■ **Description of the task**:
Lines that hold the word "icon" should be located and copied.

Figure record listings
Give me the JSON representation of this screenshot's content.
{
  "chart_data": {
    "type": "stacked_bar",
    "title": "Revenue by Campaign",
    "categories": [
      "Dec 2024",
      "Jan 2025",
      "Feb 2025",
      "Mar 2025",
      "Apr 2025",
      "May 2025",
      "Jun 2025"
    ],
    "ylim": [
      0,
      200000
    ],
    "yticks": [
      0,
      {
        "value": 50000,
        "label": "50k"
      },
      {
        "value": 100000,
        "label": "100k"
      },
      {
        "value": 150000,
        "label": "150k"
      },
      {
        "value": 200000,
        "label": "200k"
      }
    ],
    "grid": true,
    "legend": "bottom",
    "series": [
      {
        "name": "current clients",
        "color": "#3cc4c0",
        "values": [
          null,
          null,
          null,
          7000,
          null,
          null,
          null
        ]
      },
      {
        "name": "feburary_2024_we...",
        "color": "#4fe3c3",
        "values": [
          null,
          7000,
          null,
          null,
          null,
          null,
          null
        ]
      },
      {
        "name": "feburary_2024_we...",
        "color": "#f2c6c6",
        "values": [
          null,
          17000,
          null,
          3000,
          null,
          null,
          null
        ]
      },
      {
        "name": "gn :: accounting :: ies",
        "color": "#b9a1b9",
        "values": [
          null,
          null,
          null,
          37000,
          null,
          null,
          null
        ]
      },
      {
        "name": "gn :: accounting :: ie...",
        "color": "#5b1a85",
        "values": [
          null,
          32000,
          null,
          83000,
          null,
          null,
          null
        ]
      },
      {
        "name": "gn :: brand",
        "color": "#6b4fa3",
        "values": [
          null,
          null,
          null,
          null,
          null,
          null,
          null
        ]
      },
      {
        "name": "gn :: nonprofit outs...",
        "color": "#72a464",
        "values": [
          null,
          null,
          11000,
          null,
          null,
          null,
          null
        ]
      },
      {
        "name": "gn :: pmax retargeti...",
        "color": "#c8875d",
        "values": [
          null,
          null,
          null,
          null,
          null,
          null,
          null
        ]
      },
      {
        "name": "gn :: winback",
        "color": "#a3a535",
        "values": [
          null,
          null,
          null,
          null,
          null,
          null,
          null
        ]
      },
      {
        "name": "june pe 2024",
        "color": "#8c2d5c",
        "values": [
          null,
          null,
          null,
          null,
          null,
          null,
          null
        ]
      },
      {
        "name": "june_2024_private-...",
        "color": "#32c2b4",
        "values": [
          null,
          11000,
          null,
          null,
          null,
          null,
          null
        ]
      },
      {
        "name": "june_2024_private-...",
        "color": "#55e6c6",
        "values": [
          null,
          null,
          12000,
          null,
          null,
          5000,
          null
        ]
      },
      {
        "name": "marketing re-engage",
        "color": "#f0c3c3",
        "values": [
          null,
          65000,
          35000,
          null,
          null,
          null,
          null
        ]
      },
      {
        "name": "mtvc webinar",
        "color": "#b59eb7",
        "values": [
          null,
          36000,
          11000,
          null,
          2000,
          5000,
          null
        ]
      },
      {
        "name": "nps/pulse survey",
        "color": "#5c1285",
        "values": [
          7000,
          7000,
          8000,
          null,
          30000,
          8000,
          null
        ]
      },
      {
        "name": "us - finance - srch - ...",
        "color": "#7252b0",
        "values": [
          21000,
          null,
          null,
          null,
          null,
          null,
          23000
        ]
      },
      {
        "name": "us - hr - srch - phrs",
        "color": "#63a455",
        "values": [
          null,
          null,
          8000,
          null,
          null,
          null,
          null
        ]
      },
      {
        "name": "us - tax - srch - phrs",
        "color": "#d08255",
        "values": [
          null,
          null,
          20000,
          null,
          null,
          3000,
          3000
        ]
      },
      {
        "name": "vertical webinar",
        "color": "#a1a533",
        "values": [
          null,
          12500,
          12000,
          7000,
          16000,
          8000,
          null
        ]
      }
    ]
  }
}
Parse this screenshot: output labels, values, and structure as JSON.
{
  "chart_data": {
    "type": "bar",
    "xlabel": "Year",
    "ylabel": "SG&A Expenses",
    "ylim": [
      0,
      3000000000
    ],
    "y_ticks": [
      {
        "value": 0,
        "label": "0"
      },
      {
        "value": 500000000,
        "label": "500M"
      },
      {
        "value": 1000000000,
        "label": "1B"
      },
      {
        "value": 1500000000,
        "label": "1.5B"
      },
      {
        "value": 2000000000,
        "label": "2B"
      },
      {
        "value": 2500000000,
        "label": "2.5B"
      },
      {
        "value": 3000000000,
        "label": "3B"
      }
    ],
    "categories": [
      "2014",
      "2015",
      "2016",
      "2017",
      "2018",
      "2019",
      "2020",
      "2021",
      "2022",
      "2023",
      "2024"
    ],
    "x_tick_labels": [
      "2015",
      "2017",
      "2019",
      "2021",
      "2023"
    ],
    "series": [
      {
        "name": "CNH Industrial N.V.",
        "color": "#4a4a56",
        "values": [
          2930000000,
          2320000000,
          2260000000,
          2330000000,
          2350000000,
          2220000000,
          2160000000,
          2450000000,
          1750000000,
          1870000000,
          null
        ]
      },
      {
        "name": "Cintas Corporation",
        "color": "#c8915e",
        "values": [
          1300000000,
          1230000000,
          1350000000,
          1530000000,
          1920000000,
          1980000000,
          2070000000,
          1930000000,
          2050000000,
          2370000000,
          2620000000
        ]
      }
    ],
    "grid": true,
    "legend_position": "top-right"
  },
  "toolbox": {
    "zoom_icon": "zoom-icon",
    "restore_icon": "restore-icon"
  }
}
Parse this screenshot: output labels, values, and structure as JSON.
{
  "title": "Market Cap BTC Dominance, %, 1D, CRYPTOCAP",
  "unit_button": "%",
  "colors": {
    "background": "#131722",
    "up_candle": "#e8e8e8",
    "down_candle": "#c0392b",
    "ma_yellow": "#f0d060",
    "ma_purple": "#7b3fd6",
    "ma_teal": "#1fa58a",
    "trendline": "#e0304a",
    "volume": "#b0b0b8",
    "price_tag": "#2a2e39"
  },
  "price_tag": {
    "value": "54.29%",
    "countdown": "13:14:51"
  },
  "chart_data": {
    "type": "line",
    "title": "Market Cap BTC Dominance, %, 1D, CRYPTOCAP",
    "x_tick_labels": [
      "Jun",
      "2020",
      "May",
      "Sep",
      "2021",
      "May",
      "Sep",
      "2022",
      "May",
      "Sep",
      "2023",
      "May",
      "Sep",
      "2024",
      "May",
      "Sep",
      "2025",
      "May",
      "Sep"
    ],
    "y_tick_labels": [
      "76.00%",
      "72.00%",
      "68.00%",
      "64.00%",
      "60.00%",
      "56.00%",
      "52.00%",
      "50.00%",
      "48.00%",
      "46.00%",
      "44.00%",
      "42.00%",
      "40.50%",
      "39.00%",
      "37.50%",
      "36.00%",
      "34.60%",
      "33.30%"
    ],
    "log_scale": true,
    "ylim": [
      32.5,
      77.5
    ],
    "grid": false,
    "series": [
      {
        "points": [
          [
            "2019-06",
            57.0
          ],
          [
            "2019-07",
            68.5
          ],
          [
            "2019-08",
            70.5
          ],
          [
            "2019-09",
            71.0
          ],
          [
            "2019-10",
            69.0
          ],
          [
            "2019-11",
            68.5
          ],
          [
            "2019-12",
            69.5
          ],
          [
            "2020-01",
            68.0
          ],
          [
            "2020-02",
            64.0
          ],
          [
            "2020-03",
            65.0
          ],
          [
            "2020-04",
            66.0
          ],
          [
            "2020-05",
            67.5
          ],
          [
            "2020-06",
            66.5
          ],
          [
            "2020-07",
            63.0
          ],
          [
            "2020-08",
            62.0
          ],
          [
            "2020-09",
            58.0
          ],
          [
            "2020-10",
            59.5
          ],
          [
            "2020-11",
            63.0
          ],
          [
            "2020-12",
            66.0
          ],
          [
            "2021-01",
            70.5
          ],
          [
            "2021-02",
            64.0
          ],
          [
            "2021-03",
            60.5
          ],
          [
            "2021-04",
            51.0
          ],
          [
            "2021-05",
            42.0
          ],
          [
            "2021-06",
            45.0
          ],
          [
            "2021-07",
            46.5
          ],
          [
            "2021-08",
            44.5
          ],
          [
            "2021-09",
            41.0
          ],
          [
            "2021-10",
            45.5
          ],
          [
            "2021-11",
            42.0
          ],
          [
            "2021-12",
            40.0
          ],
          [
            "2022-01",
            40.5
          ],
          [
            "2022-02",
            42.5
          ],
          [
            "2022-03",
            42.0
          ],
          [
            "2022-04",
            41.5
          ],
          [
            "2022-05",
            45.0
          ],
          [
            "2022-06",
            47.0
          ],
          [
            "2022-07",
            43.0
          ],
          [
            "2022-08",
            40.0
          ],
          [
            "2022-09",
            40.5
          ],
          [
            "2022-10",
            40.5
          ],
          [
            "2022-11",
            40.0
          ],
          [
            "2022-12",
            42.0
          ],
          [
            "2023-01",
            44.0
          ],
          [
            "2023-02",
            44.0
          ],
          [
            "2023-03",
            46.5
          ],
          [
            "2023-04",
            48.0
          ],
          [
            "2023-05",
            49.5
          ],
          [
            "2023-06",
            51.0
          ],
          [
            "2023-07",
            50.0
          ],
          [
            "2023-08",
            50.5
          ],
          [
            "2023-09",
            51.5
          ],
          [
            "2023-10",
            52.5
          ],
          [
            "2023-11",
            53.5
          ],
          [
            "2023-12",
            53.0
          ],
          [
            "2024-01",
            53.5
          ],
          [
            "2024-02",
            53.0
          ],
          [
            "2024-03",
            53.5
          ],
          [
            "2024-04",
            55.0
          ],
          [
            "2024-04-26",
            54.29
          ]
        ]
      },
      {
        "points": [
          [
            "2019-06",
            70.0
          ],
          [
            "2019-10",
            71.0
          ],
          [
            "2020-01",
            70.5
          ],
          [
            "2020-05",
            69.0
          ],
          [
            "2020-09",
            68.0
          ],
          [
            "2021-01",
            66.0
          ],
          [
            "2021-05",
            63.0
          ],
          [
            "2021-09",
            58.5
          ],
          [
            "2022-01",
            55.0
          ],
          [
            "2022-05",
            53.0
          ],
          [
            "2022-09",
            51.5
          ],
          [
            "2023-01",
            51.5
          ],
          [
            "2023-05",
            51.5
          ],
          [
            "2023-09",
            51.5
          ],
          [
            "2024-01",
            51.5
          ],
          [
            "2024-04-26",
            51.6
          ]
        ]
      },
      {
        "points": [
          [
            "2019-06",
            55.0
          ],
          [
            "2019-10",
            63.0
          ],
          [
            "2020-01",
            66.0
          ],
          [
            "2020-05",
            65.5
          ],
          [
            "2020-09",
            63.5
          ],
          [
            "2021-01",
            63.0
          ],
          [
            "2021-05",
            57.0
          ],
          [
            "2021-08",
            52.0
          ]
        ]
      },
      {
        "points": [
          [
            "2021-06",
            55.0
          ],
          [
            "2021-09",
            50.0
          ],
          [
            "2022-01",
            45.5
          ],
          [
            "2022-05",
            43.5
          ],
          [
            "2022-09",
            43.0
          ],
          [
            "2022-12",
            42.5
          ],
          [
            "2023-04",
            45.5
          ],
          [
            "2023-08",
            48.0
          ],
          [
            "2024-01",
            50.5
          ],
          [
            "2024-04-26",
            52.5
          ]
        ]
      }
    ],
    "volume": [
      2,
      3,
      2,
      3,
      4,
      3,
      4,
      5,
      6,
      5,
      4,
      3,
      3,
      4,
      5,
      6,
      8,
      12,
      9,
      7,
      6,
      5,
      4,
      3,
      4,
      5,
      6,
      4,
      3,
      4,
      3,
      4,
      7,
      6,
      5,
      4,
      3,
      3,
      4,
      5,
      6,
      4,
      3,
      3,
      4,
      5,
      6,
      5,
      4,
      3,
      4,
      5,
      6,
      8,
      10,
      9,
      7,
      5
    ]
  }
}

■ **Correct output**:
    "zoom_icon": "zoom-icon",
    "restore_icon": "restore-icon"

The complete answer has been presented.